• **Written request**: Reproduce the records below exactly as they appear.

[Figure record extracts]
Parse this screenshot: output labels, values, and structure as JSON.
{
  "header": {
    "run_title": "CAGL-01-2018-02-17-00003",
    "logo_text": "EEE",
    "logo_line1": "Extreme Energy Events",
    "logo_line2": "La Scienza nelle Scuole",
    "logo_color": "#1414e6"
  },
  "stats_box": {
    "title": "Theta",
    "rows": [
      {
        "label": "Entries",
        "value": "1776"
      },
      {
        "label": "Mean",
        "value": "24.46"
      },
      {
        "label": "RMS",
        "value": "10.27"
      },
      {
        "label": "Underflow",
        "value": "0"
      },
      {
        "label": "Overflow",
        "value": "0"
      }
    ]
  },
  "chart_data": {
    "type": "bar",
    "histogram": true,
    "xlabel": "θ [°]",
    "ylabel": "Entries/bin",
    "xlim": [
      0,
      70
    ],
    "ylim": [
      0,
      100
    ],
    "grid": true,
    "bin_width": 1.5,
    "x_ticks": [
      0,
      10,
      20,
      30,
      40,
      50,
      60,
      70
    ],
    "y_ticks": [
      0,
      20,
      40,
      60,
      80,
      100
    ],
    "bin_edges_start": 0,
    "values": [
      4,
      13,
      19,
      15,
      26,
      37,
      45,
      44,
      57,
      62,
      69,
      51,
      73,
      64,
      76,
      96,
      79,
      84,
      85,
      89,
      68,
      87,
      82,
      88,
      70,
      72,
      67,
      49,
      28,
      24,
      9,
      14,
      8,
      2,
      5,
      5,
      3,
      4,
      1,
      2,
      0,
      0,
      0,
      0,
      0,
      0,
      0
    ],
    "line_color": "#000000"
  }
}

• **Solution to this exercise**:
Parse this screenshot: output labels, values, and structure as JSON.
{
  "header": {
    "run_title": "CAGL-01-2018-02-17-00003",
    "logo_text": "EEE",
    "logo_line1": "Extreme Energy Events",
    "logo_line2": "La Scienza nelle Scuole",
    "logo_color": "#1414e6"
  },
  "stats_box": {
    "title": "Theta",
    "rows": [
      {
        "label": "Entries",
        "value": "1776"
      },
      {
        "label": "Mean",
        "value": "24.46"
      },
      {
        "label": "RMS",
        "value": "10.27"
      },
      {
        "label": "Underflow",
        "value": "0"
      },
      {
        "label": "Overflow",
        "value": "0"
      }
    ]
  },
  "chart_data": {
    "type": "bar",
    "histogram": true,
    "xlabel": "θ [°]",
    "ylabel": "Entries/bin",
    "xlim": [
      0,
      70
    ],
    "ylim": [
      0,
      100
    ],
    "grid": true,
    "bin_width": 1.5,
    "x_ticks": [
      0,
      10,
      20,
      30,
      40,
      50,
      60,
      70
    ],
    "y_ticks": [
      0,
      20,
      40,
      60,
      80,
      100
    ],
    "bin_edges_start": 0,
    "values": [
      4,
      13,
      19,
      15,
      26,
      37,
      45,
      44,
      57,
      62,
      69,
      51,
      73,
      64,
      76,
      96,
      79,
      84,
      85,
      89,
      68,
      87,
      82,
      88,
      70,
      72,
      67,
      49,
      28,
      24,
      9,
      14,
      8,
      2,
      5,
      5,
      3,
      4,
      1,
      2,
      0,
      0,
      0,
      0,
      0,
      0,
      0
    ],
    "line_color": "#000000"
  }
}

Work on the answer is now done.